It might not seem like much until you sit down and actually quantify it, but hiring a job applicant who is not a good fit for your company can be a very costly mistake. Not just in the money that you spend on screening, training, and compensating the employee, but the money it takes to screen, hire, and train that employee’s replacement. On top of that are the intangible costs, like decreased customer service, lower recovery rates, and the impact that a bad employee has on a company’s morale. These are all reasons why it is so important to develop a screening process that identifies the candidates who are going to be the best fit for your company. And while that may seem like a luxury in today’s job market, compromise is never a word that should enter your vocabulary when considering an applicant for a job with your company, noted a panel of experts who participated in a webinar this week that was sponsored by Peak Revenue Learning.
Compromising, and hiring someone who might not be the best fit or the best candidate, is just going to increase your turnover rate, said Mike DeCarpio, a consultant who runs Prompt Pay Consulting, during the webinar. On top of that, you’re putting someone you might not totally trust on the phone to work accounts where someone might be likely to pay a debt. And the last thing you want to do is turn a paying consumer into a non-paying one.

- [PROBLEM] What does the article on hiring the wrong applicant say from "Compromising, and hiring" to "a non-paying one."? Copy that part word for word.

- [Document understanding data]
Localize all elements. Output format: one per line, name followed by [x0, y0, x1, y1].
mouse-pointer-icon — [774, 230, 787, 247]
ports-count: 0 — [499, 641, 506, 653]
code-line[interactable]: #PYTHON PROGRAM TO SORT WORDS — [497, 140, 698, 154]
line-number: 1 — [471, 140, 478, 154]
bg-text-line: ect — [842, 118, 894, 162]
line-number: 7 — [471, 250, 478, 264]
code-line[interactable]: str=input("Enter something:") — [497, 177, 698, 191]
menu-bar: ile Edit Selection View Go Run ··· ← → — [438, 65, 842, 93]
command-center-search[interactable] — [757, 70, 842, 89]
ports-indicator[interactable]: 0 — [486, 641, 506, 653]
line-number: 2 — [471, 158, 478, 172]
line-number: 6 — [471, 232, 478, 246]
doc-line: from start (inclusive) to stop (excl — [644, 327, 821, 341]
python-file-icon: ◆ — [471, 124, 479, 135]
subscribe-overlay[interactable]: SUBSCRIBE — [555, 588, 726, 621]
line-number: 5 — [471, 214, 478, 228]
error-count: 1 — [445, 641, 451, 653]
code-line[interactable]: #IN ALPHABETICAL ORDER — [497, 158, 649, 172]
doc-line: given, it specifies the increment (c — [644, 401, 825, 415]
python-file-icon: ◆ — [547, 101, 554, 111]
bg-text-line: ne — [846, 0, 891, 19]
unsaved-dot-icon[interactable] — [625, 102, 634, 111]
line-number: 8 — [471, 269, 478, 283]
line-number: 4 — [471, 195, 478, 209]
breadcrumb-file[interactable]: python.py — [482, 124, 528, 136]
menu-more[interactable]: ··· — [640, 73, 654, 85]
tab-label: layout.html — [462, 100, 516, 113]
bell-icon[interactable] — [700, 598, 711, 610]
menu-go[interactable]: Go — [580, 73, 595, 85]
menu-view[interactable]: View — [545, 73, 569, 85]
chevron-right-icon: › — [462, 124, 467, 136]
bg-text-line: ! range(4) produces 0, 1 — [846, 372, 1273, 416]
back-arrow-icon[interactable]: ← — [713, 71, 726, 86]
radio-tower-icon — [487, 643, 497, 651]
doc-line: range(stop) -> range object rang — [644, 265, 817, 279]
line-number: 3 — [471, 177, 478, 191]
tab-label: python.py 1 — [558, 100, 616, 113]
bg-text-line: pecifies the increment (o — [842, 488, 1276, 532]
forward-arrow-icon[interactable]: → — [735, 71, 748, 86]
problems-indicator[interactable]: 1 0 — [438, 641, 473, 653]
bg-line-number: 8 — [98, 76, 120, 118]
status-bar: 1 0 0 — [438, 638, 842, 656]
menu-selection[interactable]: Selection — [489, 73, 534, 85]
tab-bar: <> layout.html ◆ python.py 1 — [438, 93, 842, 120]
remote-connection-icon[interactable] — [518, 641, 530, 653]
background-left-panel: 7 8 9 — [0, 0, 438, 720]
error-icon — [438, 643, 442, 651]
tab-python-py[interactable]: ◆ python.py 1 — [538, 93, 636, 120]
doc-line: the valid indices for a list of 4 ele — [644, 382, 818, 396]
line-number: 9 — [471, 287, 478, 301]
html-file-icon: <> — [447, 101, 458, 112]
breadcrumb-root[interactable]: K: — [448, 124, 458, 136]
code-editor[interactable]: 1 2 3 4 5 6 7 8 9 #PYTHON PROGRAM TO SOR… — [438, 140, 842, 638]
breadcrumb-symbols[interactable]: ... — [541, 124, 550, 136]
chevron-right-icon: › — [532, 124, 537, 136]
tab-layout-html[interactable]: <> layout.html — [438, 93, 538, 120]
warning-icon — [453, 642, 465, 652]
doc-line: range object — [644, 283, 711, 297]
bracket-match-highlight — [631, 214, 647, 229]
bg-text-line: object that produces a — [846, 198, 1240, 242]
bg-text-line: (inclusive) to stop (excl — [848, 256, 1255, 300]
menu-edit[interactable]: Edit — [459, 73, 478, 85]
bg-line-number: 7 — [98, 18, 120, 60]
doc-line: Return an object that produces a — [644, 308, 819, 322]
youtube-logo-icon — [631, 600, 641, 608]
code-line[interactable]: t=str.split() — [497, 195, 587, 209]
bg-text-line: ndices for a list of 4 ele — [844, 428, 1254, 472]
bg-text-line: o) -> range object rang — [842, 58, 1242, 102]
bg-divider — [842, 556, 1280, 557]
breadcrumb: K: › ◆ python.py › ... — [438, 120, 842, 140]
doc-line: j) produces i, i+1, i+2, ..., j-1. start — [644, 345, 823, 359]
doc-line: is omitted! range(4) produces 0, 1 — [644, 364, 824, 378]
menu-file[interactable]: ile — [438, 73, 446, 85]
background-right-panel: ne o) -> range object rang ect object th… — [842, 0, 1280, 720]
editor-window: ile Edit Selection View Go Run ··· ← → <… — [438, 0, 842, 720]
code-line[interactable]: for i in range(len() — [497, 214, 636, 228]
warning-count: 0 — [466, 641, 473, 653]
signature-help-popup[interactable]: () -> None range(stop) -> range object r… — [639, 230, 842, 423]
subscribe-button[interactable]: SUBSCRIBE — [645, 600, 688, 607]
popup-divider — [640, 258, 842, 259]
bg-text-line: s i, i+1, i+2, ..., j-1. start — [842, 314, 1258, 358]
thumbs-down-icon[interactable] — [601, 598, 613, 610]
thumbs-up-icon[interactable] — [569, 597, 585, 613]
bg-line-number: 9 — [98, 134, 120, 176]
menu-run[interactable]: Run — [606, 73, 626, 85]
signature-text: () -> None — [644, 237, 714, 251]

- [OUTPUT BELOW]
Compromising, and hiring someone who might not be the best fit or the best candidate, is just going to increase your turnover rate, said Mike DeCarpio, a consultant who runs Prompt Pay Consulting, during the webinar. On top of that, you’re putting someone you might not totally trust on the phone to work accounts where someone might be likely to pay a debt. And the last thing you want to do is turn a paying consumer into a non-paying one.